>>>

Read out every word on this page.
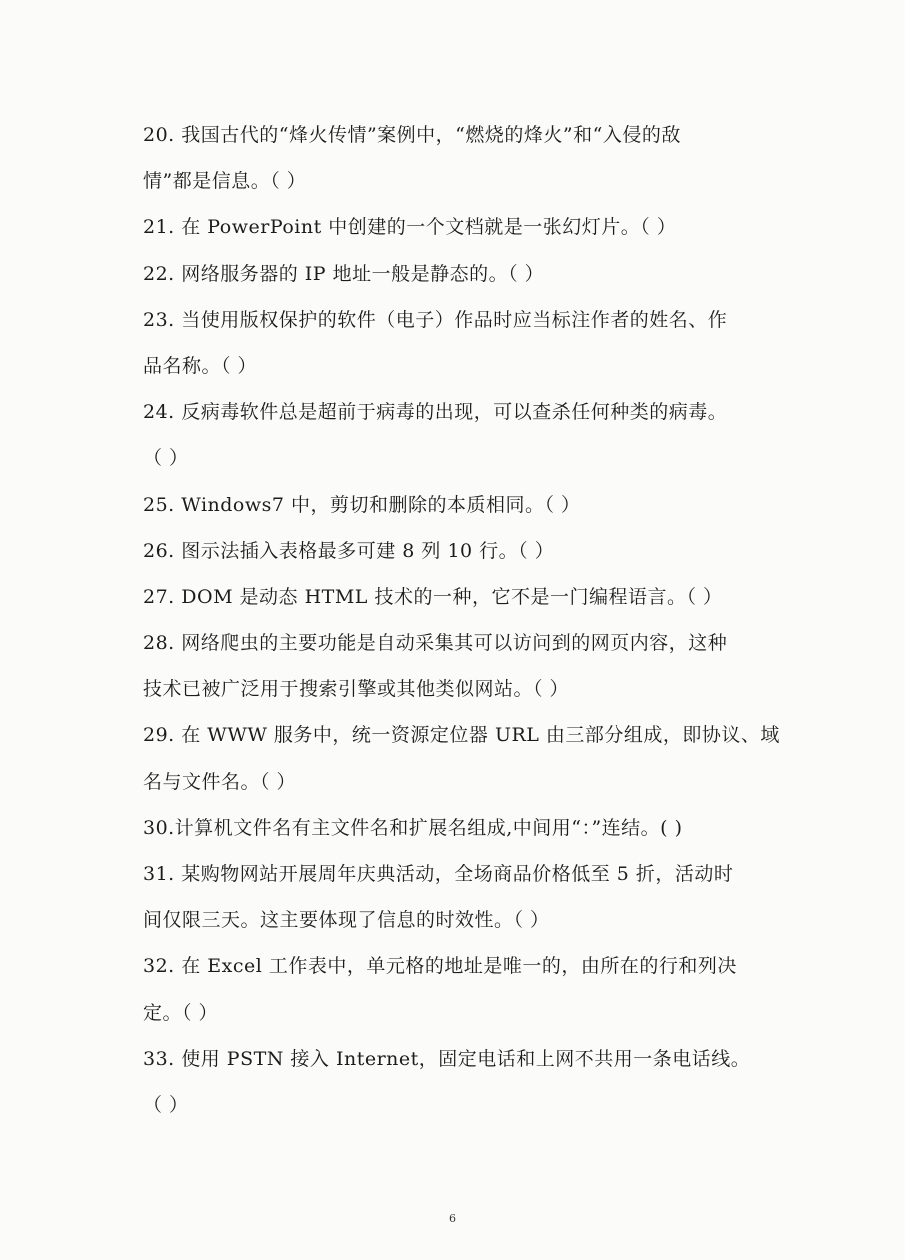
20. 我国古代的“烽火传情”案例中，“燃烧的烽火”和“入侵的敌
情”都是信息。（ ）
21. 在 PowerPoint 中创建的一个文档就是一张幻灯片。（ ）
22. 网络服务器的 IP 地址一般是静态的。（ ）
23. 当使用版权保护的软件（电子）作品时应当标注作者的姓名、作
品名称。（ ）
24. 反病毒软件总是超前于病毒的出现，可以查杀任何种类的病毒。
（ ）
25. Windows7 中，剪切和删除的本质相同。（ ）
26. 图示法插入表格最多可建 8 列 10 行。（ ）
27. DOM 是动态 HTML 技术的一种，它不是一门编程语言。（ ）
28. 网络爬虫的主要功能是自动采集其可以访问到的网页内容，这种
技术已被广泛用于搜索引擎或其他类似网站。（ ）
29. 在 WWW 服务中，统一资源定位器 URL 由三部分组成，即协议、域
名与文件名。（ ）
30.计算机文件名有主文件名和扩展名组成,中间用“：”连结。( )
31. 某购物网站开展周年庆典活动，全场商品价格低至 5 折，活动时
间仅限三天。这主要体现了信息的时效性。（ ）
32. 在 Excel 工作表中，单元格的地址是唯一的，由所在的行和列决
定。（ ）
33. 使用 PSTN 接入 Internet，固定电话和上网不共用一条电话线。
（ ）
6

<<<
>>>

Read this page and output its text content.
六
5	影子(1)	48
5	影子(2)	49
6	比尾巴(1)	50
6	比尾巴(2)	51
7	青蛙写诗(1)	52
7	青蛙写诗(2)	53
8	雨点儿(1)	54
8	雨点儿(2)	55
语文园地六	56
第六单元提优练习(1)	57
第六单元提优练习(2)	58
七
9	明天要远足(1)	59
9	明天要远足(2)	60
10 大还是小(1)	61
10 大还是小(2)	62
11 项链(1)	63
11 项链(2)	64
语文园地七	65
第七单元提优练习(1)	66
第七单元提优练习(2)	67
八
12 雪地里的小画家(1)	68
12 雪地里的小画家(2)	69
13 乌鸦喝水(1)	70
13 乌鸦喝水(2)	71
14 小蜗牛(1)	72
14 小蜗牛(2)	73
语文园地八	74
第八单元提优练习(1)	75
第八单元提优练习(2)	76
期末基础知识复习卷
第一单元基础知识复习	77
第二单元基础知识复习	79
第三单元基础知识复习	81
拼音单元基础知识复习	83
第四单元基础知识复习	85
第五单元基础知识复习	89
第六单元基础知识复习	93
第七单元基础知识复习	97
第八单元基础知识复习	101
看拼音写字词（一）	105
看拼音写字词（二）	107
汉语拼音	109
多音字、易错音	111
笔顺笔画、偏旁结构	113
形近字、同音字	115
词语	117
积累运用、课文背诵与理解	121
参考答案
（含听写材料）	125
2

<<<

WHAT THIS TASK INVOLVES.
Extract each line holding the word "Read" from the records.

CORRECT OUTPUT.
Read out every word on this page.
Read this page and output its text content.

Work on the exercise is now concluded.